Stored data entries:
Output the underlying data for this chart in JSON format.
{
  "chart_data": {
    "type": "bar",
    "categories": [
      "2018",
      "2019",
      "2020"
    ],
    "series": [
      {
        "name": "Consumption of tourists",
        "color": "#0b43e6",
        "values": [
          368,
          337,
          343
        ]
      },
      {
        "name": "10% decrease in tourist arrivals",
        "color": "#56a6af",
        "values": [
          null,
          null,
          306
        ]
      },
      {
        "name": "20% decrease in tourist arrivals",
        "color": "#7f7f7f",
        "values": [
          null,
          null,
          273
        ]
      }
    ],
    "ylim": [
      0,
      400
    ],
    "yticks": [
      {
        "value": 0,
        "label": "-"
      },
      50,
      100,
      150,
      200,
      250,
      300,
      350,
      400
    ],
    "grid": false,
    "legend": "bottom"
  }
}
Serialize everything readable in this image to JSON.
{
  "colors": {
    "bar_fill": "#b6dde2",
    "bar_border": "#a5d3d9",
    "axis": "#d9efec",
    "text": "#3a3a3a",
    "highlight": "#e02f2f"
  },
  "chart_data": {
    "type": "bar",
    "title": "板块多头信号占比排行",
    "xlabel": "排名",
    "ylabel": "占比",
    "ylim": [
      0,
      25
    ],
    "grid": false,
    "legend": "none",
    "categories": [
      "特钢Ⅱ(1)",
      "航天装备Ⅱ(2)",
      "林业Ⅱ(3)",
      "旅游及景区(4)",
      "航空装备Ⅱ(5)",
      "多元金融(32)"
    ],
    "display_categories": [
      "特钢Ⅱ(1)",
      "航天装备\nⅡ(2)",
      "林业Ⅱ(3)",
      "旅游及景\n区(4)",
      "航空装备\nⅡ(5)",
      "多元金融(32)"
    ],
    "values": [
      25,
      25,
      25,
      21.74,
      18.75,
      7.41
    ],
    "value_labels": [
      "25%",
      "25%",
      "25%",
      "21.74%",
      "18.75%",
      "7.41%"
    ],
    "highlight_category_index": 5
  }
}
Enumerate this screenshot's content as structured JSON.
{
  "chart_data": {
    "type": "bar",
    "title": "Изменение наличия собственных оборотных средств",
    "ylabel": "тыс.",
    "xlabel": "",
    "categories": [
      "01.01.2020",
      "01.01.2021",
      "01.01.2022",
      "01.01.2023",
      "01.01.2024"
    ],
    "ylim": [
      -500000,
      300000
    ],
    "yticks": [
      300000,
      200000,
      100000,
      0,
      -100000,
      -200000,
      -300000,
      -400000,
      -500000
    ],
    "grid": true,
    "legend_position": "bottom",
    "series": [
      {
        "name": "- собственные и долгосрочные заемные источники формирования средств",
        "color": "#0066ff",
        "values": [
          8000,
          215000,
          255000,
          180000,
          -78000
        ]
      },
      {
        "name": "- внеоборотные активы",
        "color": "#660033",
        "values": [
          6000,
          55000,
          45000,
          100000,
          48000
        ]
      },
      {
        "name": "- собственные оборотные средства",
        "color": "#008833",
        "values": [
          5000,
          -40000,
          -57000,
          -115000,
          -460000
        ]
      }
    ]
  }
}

*Prompt*: In the material above, find the lines that contain "собственные" and show them.

*Task solution*:
        "name": "- собственные и долгосрочные заемные источники формирования средств",
        "name": "- собственные оборотные средства",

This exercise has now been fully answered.